--- Start ---
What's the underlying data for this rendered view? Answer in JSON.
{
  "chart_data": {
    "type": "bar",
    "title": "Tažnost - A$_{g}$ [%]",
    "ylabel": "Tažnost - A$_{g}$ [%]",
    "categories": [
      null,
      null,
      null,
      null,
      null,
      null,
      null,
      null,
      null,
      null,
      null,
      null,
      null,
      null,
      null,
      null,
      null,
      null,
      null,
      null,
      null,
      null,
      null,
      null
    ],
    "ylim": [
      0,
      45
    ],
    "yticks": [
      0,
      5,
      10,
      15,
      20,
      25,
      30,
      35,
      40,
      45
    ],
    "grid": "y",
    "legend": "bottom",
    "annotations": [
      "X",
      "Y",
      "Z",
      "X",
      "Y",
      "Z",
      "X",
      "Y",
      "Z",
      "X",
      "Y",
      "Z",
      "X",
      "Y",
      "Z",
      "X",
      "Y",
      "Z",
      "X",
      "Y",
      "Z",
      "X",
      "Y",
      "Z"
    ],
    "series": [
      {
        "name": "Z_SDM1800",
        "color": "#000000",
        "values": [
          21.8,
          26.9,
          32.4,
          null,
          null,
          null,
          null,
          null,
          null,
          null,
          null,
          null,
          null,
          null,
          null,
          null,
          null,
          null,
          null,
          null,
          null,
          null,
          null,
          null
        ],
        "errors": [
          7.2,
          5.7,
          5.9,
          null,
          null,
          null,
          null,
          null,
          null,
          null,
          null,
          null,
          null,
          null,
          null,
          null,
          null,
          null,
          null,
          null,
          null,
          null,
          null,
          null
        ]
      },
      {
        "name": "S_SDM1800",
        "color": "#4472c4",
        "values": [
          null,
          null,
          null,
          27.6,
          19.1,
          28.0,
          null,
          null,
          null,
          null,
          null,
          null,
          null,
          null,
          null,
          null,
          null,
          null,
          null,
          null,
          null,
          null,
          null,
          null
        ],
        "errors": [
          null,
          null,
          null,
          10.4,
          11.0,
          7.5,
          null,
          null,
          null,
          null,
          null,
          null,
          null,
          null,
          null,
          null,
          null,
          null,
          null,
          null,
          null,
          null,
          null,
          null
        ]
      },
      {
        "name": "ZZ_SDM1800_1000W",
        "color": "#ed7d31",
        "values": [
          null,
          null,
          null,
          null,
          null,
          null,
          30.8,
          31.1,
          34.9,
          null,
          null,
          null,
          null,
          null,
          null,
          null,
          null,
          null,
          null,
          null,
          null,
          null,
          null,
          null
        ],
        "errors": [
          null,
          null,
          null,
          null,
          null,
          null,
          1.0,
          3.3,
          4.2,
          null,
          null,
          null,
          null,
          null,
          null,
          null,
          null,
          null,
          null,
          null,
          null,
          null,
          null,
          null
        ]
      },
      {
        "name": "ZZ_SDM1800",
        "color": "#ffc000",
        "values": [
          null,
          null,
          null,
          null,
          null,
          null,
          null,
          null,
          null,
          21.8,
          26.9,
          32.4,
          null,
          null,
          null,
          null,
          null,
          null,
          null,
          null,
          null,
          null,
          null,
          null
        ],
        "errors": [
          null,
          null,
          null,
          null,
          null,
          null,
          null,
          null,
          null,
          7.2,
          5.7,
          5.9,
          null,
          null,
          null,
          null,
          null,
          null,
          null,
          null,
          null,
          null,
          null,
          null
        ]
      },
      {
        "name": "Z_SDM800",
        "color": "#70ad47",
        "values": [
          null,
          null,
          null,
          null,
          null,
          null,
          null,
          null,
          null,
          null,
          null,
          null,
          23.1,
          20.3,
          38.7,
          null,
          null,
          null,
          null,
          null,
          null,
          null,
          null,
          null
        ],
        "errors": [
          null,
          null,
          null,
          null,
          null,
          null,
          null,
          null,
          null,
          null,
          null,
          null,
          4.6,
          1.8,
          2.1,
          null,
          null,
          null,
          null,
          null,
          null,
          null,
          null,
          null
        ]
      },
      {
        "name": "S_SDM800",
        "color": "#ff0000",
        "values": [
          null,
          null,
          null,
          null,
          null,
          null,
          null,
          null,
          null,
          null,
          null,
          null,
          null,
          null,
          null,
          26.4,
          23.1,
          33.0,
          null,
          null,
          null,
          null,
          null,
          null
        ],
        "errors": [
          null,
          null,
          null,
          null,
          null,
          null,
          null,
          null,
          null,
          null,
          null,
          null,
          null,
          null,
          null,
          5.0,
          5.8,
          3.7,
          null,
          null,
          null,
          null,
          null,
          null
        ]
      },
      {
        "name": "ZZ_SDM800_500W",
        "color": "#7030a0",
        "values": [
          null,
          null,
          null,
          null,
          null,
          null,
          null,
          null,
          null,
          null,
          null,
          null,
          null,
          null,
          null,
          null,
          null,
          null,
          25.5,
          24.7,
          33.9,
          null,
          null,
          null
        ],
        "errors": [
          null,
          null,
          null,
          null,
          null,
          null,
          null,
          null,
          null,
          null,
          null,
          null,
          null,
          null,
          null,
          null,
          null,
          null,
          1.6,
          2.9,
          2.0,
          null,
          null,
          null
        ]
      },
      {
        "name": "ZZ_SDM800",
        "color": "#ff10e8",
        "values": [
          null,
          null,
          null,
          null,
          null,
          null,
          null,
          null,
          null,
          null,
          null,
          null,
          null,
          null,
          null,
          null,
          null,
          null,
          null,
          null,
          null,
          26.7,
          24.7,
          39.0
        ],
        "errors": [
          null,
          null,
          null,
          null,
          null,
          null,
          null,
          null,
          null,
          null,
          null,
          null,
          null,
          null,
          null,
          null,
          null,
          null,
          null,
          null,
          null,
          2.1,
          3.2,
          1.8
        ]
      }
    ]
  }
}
--- End ---
**What is needed**
Transcribe the material above in its entirety. Match it exactly.

**Solution to the problem**
What's the underlying data for this rendered view? Answer in JSON.
{
  "chart_data": {
    "type": "bar",
    "title": "Tažnost - A$_{g}$ [%]",
    "ylabel": "Tažnost - A$_{g}$ [%]",
    "categories": [
      null,
      null,
      null,
      null,
      null,
      null,
      null,
      null,
      null,
      null,
      null,
      null,
      null,
      null,
      null,
      null,
      null,
      null,
      null,
      null,
      null,
      null,
      null,
      null
    ],
    "ylim": [
      0,
      45
    ],
    "yticks": [
      0,
      5,
      10,
      15,
      20,
      25,
      30,
      35,
      40,
      45
    ],
    "grid": "y",
    "legend": "bottom",
    "annotations": [
      "X",
      "Y",
      "Z",
      "X",
      "Y",
      "Z",
      "X",
      "Y",
      "Z",
      "X",
      "Y",
      "Z",
      "X",
      "Y",
      "Z",
      "X",
      "Y",
      "Z",
      "X",
      "Y",
      "Z",
      "X",
      "Y",
      "Z"
    ],
    "series": [
      {
        "name": "Z_SDM1800",
        "color": "#000000",
        "values": [
          21.8,
          26.9,
          32.4,
          null,
          null,
          null,
          null,
          null,
          null,
          null,
          null,
          null,
          null,
          null,
          null,
          null,
          null,
          null,
          null,
          null,
          null,
          null,
          null,
          null
        ],
        "errors": [
          7.2,
          5.7,
          5.9,
          null,
          null,
          null,
          null,
          null,
          null,
          null,
          null,
          null,
          null,
          null,
          null,
          null,
          null,
          null,
          null,
          null,
          null,
          null,
          null,
          null
        ]
      },
      {
        "name": "S_SDM1800",
        "color": "#4472c4",
        "values": [
          null,
          null,
          null,
          27.6,
          19.1,
          28.0,
          null,
          null,
          null,
          null,
          null,
          null,
          null,
          null,
          null,
          null,
          null,
          null,
          null,
          null,
          null,
          null,
          null,
          null
        ],
        "errors": [
          null,
          null,
          null,
          10.4,
          11.0,
          7.5,
          null,
          null,
          null,
          null,
          null,
          null,
          null,
          null,
          null,
          null,
          null,
          null,
          null,
          null,
          null,
          null,
          null,
          null
        ]
      },
      {
        "name": "ZZ_SDM1800_1000W",
        "color": "#ed7d31",
        "values": [
          null,
          null,
          null,
          null,
          null,
          null,
          30.8,
          31.1,
          34.9,
          null,
          null,
          null,
          null,
          null,
          null,
          null,
          null,
          null,
          null,
          null,
          null,
          null,
          null,
          null
        ],
        "errors": [
          null,
          null,
          null,
          null,
          null,
          null,
          1.0,
          3.3,
          4.2,
          null,
          null,
          null,
          null,
          null,
          null,
          null,
          null,
          null,
          null,
          null,
          null,
          null,
          null,
          null
        ]
      },
      {
        "name": "ZZ_SDM1800",
        "color": "#ffc000",
        "values": [
          null,
          null,
          null,
          null,
          null,
          null,
          null,
          null,
          null,
          21.8,
          26.9,
          32.4,
          null,
          null,
          null,
          null,
          null,
          null,
          null,
          null,
          null,
          null,
          null,
          null
        ],
        "errors": [
          null,
          null,
          null,
          null,
          null,
          null,
          null,
          null,
          null,
          7.2,
          5.7,
          5.9,
          null,
          null,
          null,
          null,
          null,
          null,
          null,
          null,
          null,
          null,
          null,
          null
        ]
      },
      {
        "name": "Z_SDM800",
        "color": "#70ad47",
        "values": [
          null,
          null,
          null,
          null,
          null,
          null,
          null,
          null,
          null,
          null,
          null,
          null,
          23.1,
          20.3,
          38.7,
          null,
          null,
          null,
          null,
          null,
          null,
          null,
          null,
          null
        ],
        "errors": [
          null,
          null,
          null,
          null,
          null,
          null,
          null,
          null,
          null,
          null,
          null,
          null,
          4.6,
          1.8,
          2.1,
          null,
          null,
          null,
          null,
          null,
          null,
          null,
          null,
          null
        ]
      },
      {
        "name": "S_SDM800",
        "color": "#ff0000",
        "values": [
          null,
          null,
          null,
          null,
          null,
          null,
          null,
          null,
          null,
          null,
          null,
          null,
          null,
          null,
          null,
          26.4,
          23.1,
          33.0,
          null,
          null,
          null,
          null,
          null,
          null
        ],
        "errors": [
          null,
          null,
          null,
          null,
          null,
          null,
          null,
          null,
          null,
          null,
          null,
          null,
          null,
          null,
          null,
          5.0,
          5.8,
          3.7,
          null,
          null,
          null,
          null,
          null,
          null
        ]
      },
      {
        "name": "ZZ_SDM800_500W",
        "color": "#7030a0",
        "values": [
          null,
          null,
          null,
          null,
          null,
          null,
          null,
          null,
          null,
          null,
          null,
          null,
          null,
          null,
          null,
          null,
          null,
          null,
          25.5,
          24.7,
          33.9,
          null,
          null,
          null
        ],
        "errors": [
          null,
          null,
          null,
          null,
          null,
          null,
          null,
          null,
          null,
          null,
          null,
          null,
          null,
          null,
          null,
          null,
          null,
          null,
          1.6,
          2.9,
          2.0,
          null,
          null,
          null
        ]
      },
      {
        "name": "ZZ_SDM800",
        "color": "#ff10e8",
        "values": [
          null,
          null,
          null,
          null,
          null,
          null,
          null,
          null,
          null,
          null,
          null,
          null,
          null,
          null,
          null,
          null,
          null,
          null,
          null,
          null,
          null,
          26.7,
          24.7,
          39.0
        ],
        "errors": [
          null,
          null,
          null,
          null,
          null,
          null,
          null,
          null,
          null,
          null,
          null,
          null,
          null,
          null,
          null,
          null,
          null,
          null,
          null,
          null,
          null,
          2.1,
          3.2,
          1.8
        ]
      }
    ]
  }
}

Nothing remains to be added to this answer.